### The exercise:
Reproduce all records verbatim.

### Dataset rows:
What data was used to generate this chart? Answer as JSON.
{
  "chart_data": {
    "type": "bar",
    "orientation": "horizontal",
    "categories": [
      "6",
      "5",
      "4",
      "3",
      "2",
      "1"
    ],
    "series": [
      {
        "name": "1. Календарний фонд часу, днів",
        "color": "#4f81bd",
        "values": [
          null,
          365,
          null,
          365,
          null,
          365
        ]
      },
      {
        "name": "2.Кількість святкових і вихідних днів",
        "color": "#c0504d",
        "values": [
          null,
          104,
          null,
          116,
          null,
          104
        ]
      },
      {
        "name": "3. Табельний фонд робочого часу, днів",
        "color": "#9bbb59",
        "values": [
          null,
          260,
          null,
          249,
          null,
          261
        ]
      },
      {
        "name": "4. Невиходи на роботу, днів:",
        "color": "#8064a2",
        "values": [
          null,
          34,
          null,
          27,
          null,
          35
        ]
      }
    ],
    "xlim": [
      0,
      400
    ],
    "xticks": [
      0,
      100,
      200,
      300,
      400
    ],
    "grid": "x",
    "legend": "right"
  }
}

### Exercise output:
What data was used to generate this chart? Answer as JSON.
{
  "chart_data": {
    "type": "bar",
    "orientation": "horizontal",
    "categories": [
      "6",
      "5",
      "4",
      "3",
      "2",
      "1"
    ],
    "series": [
      {
        "name": "1. Календарний фонд часу, днів",
        "color": "#4f81bd",
        "values": [
          null,
          365,
          null,
          365,
          null,
          365
        ]
      },
      {
        "name": "2.Кількість святкових і вихідних днів",
        "color": "#c0504d",
        "values": [
          null,
          104,
          null,
          116,
          null,
          104
        ]
      },
      {
        "name": "3. Табельний фонд робочого часу, днів",
        "color": "#9bbb59",
        "values": [
          null,
          260,
          null,
          249,
          null,
          261
        ]
      },
      {
        "name": "4. Невиходи на роботу, днів:",
        "color": "#8064a2",
        "values": [
          null,
          34,
          null,
          27,
          null,
          35
        ]
      }
    ],
    "xlim": [
      0,
      400
    ],
    "xticks": [
      0,
      100,
      200,
      300,
      400
    ],
    "grid": "x",
    "legend": "right"
  }
}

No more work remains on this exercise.